GIVEN TASK:
Copy out each line exactly as it appears.
──────── RECORDS SUPPLIED ────────
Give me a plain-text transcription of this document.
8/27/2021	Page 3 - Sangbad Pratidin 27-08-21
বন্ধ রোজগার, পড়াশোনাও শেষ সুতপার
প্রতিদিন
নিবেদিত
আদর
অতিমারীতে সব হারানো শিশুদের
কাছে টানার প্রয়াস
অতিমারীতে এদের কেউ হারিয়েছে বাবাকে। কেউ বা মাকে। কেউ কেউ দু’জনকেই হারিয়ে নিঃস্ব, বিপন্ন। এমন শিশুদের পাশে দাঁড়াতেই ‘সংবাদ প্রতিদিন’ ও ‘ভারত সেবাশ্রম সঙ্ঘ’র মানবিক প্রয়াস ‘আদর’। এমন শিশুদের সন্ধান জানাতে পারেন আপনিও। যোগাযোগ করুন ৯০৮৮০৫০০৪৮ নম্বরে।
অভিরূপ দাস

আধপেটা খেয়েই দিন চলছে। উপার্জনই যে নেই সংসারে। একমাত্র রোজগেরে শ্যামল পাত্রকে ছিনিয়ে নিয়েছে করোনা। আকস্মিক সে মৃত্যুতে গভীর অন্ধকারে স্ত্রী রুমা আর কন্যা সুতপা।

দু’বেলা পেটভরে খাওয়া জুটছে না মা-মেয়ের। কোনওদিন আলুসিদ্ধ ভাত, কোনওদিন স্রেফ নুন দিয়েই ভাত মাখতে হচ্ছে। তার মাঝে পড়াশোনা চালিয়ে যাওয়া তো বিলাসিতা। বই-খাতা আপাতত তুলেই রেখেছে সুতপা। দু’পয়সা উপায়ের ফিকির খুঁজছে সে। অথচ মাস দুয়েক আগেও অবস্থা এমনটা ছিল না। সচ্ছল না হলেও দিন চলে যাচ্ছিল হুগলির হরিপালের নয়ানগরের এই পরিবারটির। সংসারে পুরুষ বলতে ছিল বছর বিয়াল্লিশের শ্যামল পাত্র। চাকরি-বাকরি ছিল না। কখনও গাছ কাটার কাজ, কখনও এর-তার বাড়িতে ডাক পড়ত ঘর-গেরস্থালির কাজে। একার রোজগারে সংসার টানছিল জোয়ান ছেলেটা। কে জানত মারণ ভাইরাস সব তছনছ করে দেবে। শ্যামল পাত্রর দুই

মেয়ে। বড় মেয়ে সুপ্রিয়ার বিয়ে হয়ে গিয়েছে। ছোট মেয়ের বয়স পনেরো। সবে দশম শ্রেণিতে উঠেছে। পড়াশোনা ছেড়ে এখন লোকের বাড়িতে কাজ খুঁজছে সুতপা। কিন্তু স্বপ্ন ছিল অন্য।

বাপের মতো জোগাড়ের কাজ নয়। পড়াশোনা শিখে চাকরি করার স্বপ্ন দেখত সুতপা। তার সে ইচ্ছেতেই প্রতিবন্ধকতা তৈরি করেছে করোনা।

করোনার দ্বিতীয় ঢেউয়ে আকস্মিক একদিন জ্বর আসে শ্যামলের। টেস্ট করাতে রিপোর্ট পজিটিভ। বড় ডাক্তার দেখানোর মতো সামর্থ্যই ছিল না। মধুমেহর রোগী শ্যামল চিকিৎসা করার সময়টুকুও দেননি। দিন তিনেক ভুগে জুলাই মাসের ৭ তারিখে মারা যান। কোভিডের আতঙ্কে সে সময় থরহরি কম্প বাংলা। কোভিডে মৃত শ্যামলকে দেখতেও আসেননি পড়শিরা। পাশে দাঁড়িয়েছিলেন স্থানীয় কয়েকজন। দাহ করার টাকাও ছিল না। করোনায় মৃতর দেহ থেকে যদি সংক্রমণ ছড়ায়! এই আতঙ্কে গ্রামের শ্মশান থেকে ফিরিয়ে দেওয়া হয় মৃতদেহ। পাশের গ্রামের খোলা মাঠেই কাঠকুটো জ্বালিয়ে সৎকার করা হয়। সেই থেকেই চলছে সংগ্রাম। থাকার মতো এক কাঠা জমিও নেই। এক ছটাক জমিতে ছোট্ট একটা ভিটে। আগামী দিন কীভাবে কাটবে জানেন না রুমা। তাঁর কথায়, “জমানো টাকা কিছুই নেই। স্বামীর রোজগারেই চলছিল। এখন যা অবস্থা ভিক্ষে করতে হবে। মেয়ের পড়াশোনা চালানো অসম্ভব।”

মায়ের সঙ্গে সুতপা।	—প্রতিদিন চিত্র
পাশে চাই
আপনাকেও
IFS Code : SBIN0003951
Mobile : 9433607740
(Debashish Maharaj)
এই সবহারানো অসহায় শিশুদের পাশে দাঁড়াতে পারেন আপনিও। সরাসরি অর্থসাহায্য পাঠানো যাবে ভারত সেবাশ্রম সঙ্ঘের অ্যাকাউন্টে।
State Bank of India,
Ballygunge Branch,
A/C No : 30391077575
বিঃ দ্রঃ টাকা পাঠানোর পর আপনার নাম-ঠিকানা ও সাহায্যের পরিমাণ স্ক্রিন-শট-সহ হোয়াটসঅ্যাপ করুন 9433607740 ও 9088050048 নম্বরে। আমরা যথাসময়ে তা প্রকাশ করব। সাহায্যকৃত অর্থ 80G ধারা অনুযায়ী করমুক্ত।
────────
CORRECT RESULT:
Give me a plain-text transcription of this document.
8/27/2021	Page 3 - Sangbad Pratidin 27-08-21
বন্ধ রোজগার, পড়াশোনাও শেষ সুতপার
প্রতিদিন
নিবেদিত
আদর
অতিমারীতে সব হারানো শিশুদের
কাছে টানার প্রয়াস
অতিমারীতে এদের কেউ হারিয়েছে বাবাকে। কেউ বা মাকে। কেউ কেউ দু’জনকেই হারিয়ে নিঃস্ব, বিপন্ন। এমন শিশুদের পাশে দাঁড়াতেই ‘সংবাদ প্রতিদিন’ ও ‘ভারত সেবাশ্রম সঙ্ঘ’র মানবিক প্রয়াস ‘আদর’। এমন শিশুদের সন্ধান জানাতে পারেন আপনিও। যোগাযোগ করুন ৯০৮৮০৫০০৪৮ নম্বরে।
অভিরূপ দাস

আধপেটা খেয়েই দিন চলছে। উপার্জনই যে নেই সংসারে। একমাত্র রোজগেরে শ্যামল পাত্রকে ছিনিয়ে নিয়েছে করোনা। আকস্মিক সে মৃত্যুতে গভীর অন্ধকারে স্ত্রী রুমা আর কন্যা সুতপা।

দু’বেলা পেটভরে খাওয়া জুটছে না মা-মেয়ের। কোনওদিন আলুসিদ্ধ ভাত, কোনওদিন স্রেফ নুন দিয়েই ভাত মাখতে হচ্ছে। তার মাঝে পড়াশোনা চালিয়ে যাওয়া তো বিলাসিতা। বই-খাতা আপাতত তুলেই রেখেছে সুতপা। দু’পয়সা উপায়ের ফিকির খুঁজছে সে। অথচ মাস দুয়েক আগেও অবস্থা এমনটা ছিল না। সচ্ছল না হলেও দিন চলে যাচ্ছিল হুগলির হরিপালের নয়ানগরের এই পরিবারটির। সংসারে পুরুষ বলতে ছিল বছর বিয়াল্লিশের শ্যামল পাত্র। চাকরি-বাকরি ছিল না। কখনও গাছ কাটার কাজ, কখনও এর-তার বাড়িতে ডাক পড়ত ঘর-গেরস্থালির কাজে। একার রোজগারে সংসার টানছিল জোয়ান ছেলেটা। কে জানত মারণ ভাইরাস সব তছনছ করে দেবে। শ্যামল পাত্রর দুই

মেয়ে। বড় মেয়ে সুপ্রিয়ার বিয়ে হয়ে গিয়েছে। ছোট মেয়ের বয়স পনেরো। সবে দশম শ্রেণিতে উঠেছে। পড়াশোনা ছেড়ে এখন লোকের বাড়িতে কাজ খুঁজছে সুতপা। কিন্তু স্বপ্ন ছিল অন্য।

বাপের মতো জোগাড়ের কাজ নয়। পড়াশোনা শিখে চাকরি করার স্বপ্ন দেখত সুতপা। তার সে ইচ্ছেতেই প্রতিবন্ধকতা তৈরি করেছে করোনা।

করোনার দ্বিতীয় ঢেউয়ে আকস্মিক একদিন জ্বর আসে শ্যামলের। টেস্ট করাতে রিপোর্ট পজিটিভ। বড় ডাক্তার দেখানোর মতো সামর্থ্যই ছিল না। মধুমেহর রোগী শ্যামল চিকিৎসা করার সময়টুকুও দেননি। দিন তিনেক ভুগে জুলাই মাসের ৭ তারিখে মারা যান। কোভিডের আতঙ্কে সে সময় থরহরি কম্প বাংলা। কোভিডে মৃত শ্যামলকে দেখতেও আসেননি পড়শিরা। পাশে দাঁড়িয়েছিলেন স্থানীয় কয়েকজন। দাহ করার টাকাও ছিল না। করোনায় মৃতর দেহ থেকে যদি সংক্রমণ ছড়ায়! এই আতঙ্কে গ্রামের শ্মশান থেকে ফিরিয়ে দেওয়া হয় মৃতদেহ। পাশের গ্রামের খোলা মাঠেই কাঠকুটো জ্বালিয়ে সৎকার করা হয়। সেই থেকেই চলছে সংগ্রাম। থাকার মতো এক কাঠা জমিও নেই। এক ছটাক জমিতে ছোট্ট একটা ভিটে। আগামী দিন কীভাবে কাটবে জানেন না রুমা। তাঁর কথায়, “জমানো টাকা কিছুই নেই। স্বামীর রোজগারেই চলছিল। এখন যা অবস্থা ভিক্ষে করতে হবে। মেয়ের পড়াশোনা চালানো অসম্ভব।”

মায়ের সঙ্গে সুতপা।	—প্রতিদিন চিত্র
পাশে চাই
আপনাকেও
IFS Code : SBIN0003951
Mobile : 9433607740
(Debashish Maharaj)
এই সবহারানো অসহায় শিশুদের পাশে দাঁড়াতে পারেন আপনিও। সরাসরি অর্থসাহায্য পাঠানো যাবে ভারত সেবাশ্রম সঙ্ঘের অ্যাকাউন্টে।
State Bank of India,
Ballygunge Branch,
A/C No : 30391077575
বিঃ দ্রঃ টাকা পাঠানোর পর আপনার নাম-ঠিকানা ও সাহায্যের পরিমাণ স্ক্রিন-শট-সহ হোয়াটসঅ্যাপ করুন 9433607740 ও 9088050048 নম্বরে। আমরা যথাসময়ে তা প্রকাশ করব। সাহায্যকৃত অর্থ 80G ধারা অনুযায়ী করমুক্ত।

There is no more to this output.